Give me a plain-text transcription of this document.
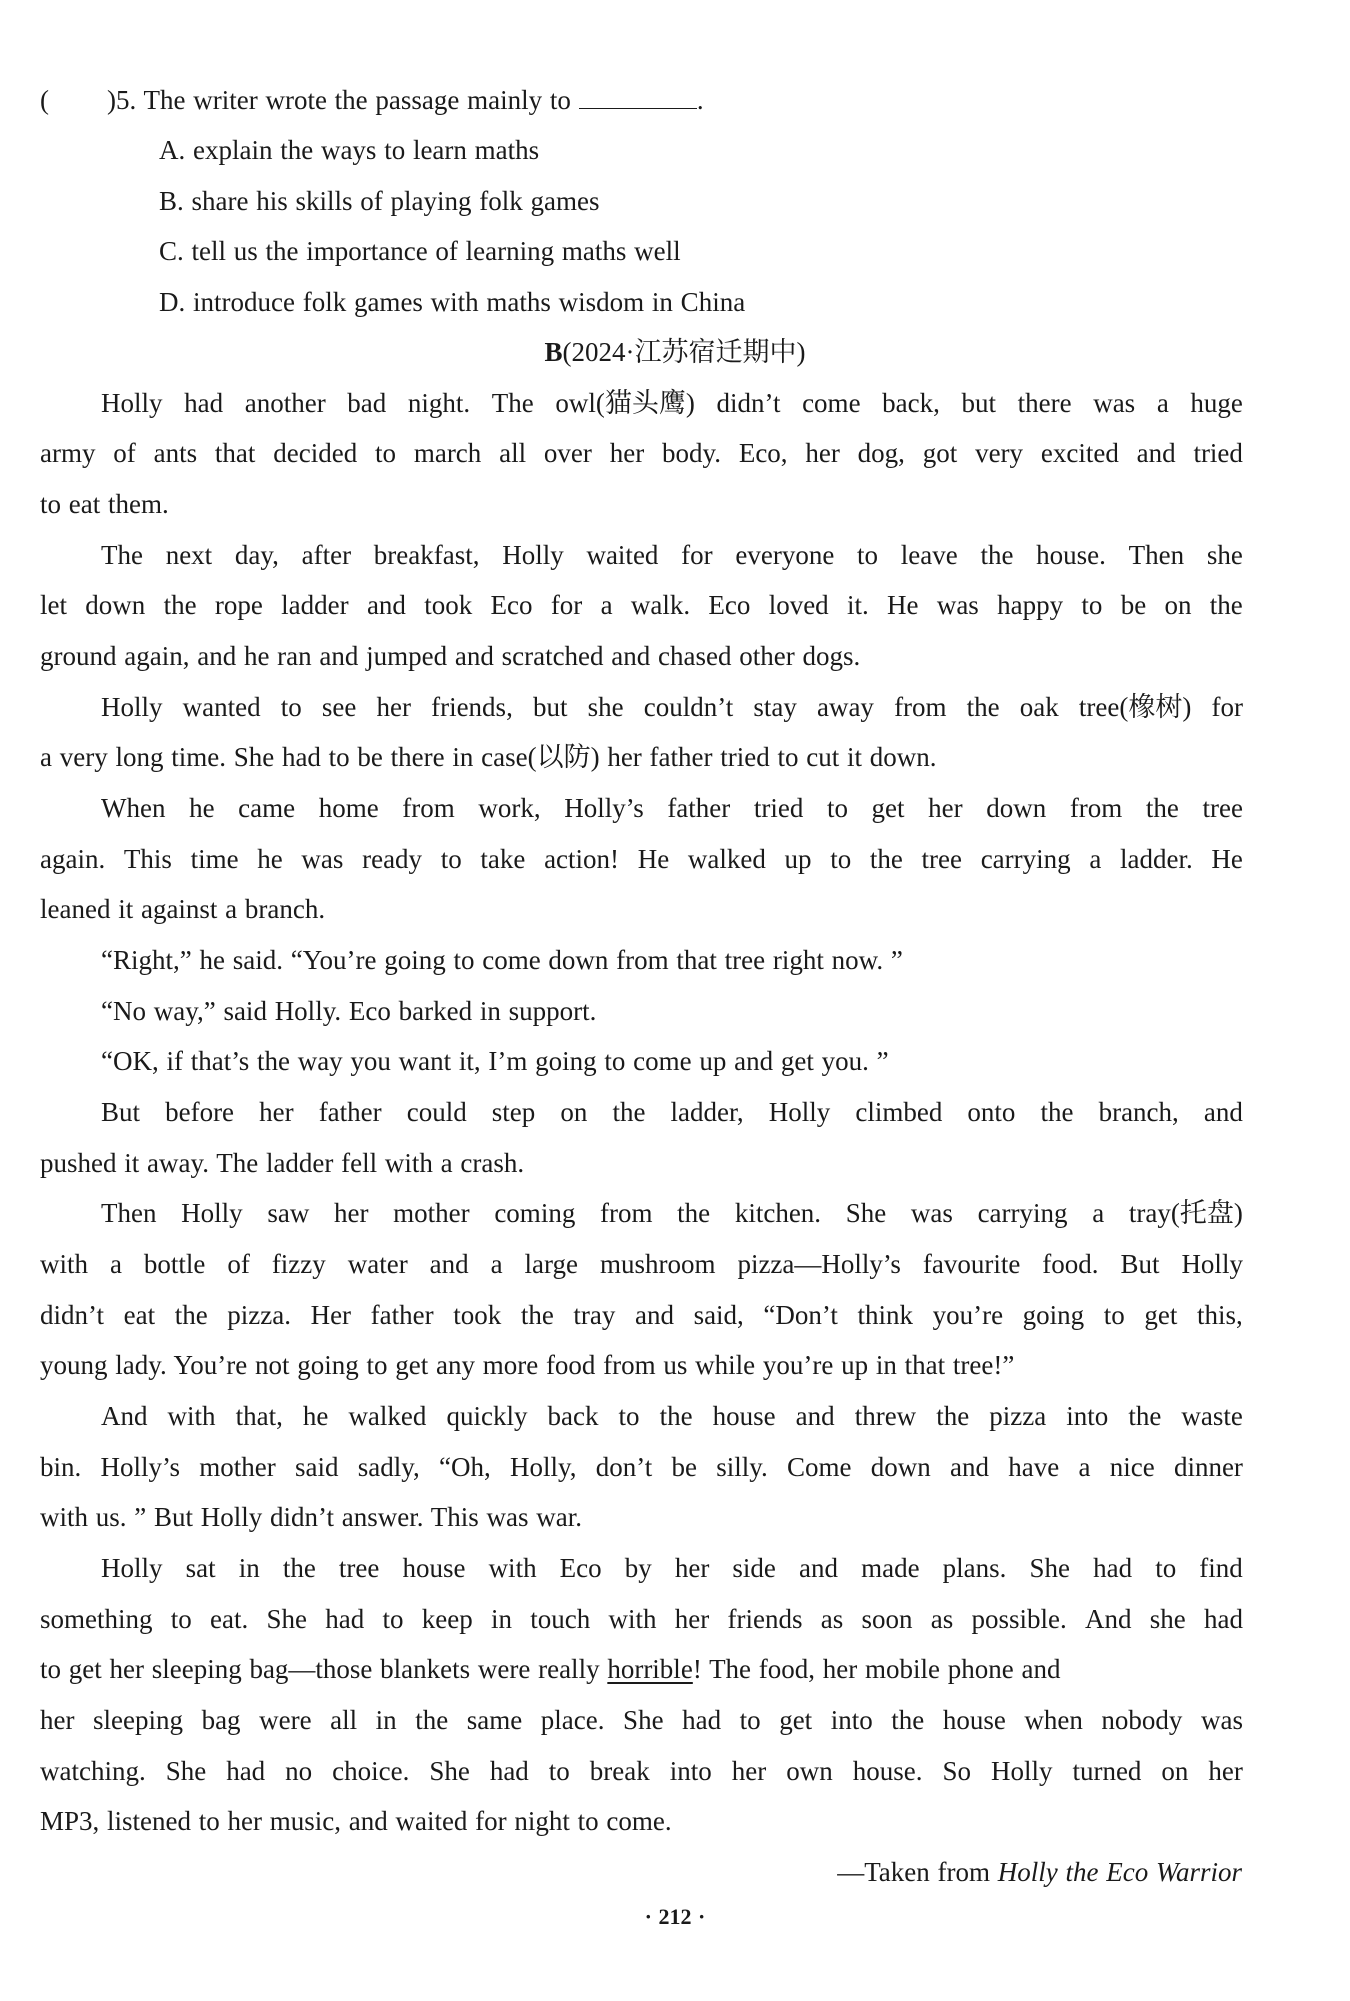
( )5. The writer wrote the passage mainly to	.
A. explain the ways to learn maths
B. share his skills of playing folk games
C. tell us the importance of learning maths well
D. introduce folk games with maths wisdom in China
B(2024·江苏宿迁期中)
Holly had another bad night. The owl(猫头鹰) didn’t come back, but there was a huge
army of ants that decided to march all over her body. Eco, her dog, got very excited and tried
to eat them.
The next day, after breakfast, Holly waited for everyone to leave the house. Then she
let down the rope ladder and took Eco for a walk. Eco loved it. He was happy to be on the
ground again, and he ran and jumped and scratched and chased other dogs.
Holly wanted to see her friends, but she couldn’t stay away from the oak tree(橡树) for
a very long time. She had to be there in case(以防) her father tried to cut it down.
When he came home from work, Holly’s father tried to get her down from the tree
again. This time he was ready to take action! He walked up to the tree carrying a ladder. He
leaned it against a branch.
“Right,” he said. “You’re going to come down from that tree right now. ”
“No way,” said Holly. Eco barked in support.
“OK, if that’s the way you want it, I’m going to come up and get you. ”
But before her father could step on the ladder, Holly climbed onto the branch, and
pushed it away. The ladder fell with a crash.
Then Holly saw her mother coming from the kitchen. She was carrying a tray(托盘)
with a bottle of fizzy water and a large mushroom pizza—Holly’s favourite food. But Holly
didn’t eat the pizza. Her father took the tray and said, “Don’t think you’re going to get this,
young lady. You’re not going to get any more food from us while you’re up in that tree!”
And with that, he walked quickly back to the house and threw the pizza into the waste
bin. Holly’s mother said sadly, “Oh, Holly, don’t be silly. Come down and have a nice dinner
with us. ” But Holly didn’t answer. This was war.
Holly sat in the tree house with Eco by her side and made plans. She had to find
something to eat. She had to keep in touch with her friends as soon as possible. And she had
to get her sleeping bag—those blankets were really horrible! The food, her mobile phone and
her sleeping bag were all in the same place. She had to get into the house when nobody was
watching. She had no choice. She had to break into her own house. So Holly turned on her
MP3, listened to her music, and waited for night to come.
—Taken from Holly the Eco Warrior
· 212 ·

○ ○ ○ ○ ○ ○ ○

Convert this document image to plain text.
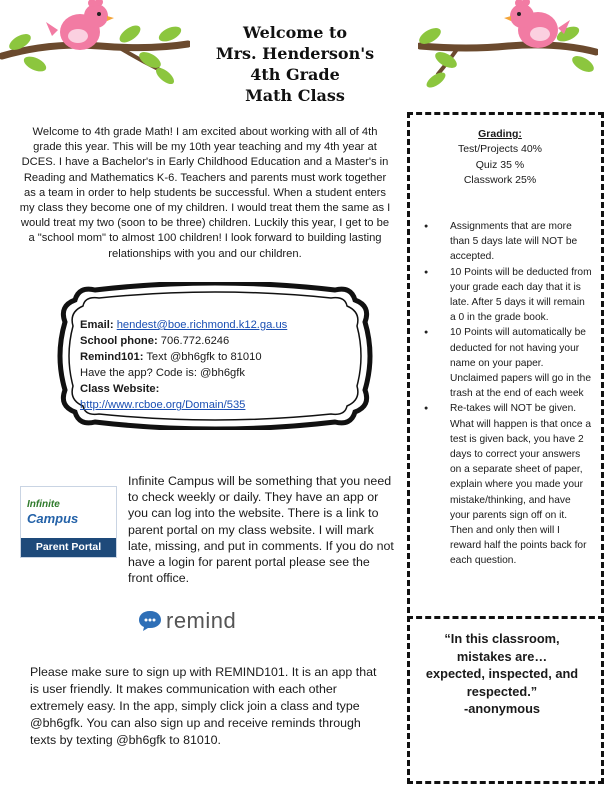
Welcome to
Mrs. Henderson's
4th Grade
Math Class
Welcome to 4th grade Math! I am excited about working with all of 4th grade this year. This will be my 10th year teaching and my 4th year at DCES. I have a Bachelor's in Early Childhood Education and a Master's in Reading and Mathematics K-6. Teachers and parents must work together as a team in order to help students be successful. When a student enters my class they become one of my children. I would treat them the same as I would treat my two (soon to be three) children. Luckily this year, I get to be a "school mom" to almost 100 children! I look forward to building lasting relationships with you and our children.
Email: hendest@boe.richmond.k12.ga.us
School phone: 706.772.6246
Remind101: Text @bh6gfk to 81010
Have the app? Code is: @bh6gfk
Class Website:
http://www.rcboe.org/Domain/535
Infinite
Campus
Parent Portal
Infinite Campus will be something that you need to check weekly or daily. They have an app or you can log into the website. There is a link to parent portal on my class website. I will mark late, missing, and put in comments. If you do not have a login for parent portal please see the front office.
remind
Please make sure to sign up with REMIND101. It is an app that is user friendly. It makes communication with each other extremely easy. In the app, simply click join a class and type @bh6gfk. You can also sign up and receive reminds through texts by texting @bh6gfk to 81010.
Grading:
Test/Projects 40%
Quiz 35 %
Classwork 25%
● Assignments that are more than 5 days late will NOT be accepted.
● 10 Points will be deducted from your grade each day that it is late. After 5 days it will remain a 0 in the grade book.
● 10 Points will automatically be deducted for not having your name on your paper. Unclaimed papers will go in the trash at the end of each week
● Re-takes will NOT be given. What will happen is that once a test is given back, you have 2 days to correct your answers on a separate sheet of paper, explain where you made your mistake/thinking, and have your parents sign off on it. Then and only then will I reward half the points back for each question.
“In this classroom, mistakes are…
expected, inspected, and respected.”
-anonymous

○ ○ ○ ○ ○ ○ ○

▸ **EXERCISE GOAL**
Return every line holding the word "Infinite" from the records.

▸ **CORRECT ANSWER**
Infinite
Infinite Campus will be something that you need to check weekly or daily. They have an app or you can log into the website. There is a link to parent portal on my class website. I will mark late, missing, and put in comments. If you do not have a login for parent portal please see the front office.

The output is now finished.